Requests ▸
1 – From the article on mindfulness with children, print the part that opens with the words containing "Vera Kaltwasser is" and closes with "actually for herself.".
2 – In the article on mindfulness with children, what name did Vera Kaltwasser give to the concept she developed for children and young people?

Selected extract ▸
▬▬▬

Mindfulness with children - how does it work?
The first task sounds solvable: simply stand up. Without leaning against anything. Take your hands out of your trouser pockets and let your arms dangle at your sides. Both feet are on the floor, the weight is evenly distributed. «This is extremely difficult for many children,» says Vera Kaltwasser. «Simply standing can be the beginning of refining their self-awareness; the children can playfully feel the sole of their right foot, then the sole of their left foot and thus make contact with their body.»
Vera Kaltwasser is a teacher at a Frankfurt school and the author of several books on the subject of mindfulness. She learned Mindfulness-Based Stress Reduction (MBSR) from Jon Kabat-Zinn, the inventor of this programme - actually for herself.
People under stress often fail to see the simplest solutions.
This worked so well for her that at some point she came up with the idea of trying out part of this method with her pupils. Conscious standing is one of the periods of silence that Kaltwasser repeatedly incorporates into her lessons - even with the youngest children.
«Aischu» is the name of the concept she developed to inspire children and young people to continuously explore their inner world in small steps and learn to feel themselves better.
«For example, I ask the children to imagine a lemon. They are then amazed to realise that their mouths are watering. Imagining something causes a physical reaction,» explains Kaltwasser.
«In this way, the children understand that they put themselves under stress with fears and worries, even though they are only thoughts. The next step is for children and young people to learn how to defuse their stress response themselves, for example by consciously paying attention to their breathing.»
Meditating is a process
Even if it doesn't look like it from the outside: Being mindful and meditating is a highly active process. The mind is trained. For example, the focus is the breath. Whenever your thoughts wander, your awareness is brought back to your breath.
Scientific studies have shown that people who regularly practise mindfulness become more attentive. This also has an indirect effect on pupils' performance. After all, people under stress often fail to see the simplest solutions, and nobody performs at their best when they are tense.
You come up with the best ideas when you are relaxed. Numerous studies have shown this, and it is precisely this experience that Vera Kaltwasser shares with her students.
«It is important that we do not devalue mindfulness as a tool for self-optimisation, but instead recognise the ethical potential that unfolds when we learn to treat ourselves and others consciously,» emphasises the Frankfurt teacher.
Meditation - regular practice is important
The key to successful mindfulness is continuity. It is much more important to practise regularly, even if it is only for a few minutes, than to practise for a long time. «That's why it's great when children not only meditate at school, but also when their parents are a little familiar with it and work with their children to be more mindful in their everyday lives,» says Vera Kaltwasser.

▬▬▬

Dataset section ▸

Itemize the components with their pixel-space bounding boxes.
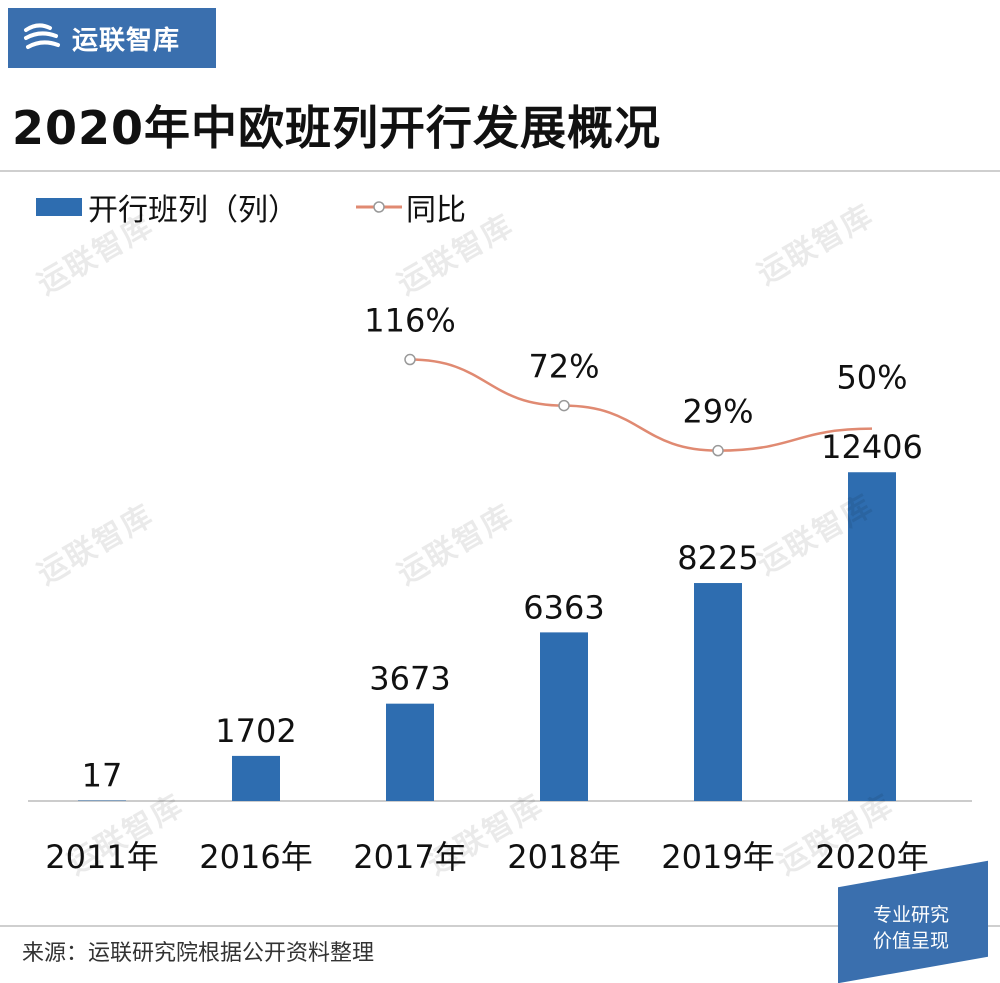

▬▬▬

The replies ▸
1 –
Vera Kaltwasser is a teacher at a Frankfurt school and the author of several books on the subject of mindfulness. She learned Mindfulness-Based Stress Reduction (MBSR) from Jon Kabat-Zinn, the inventor of this programme - actually for herself.

2 – Aischu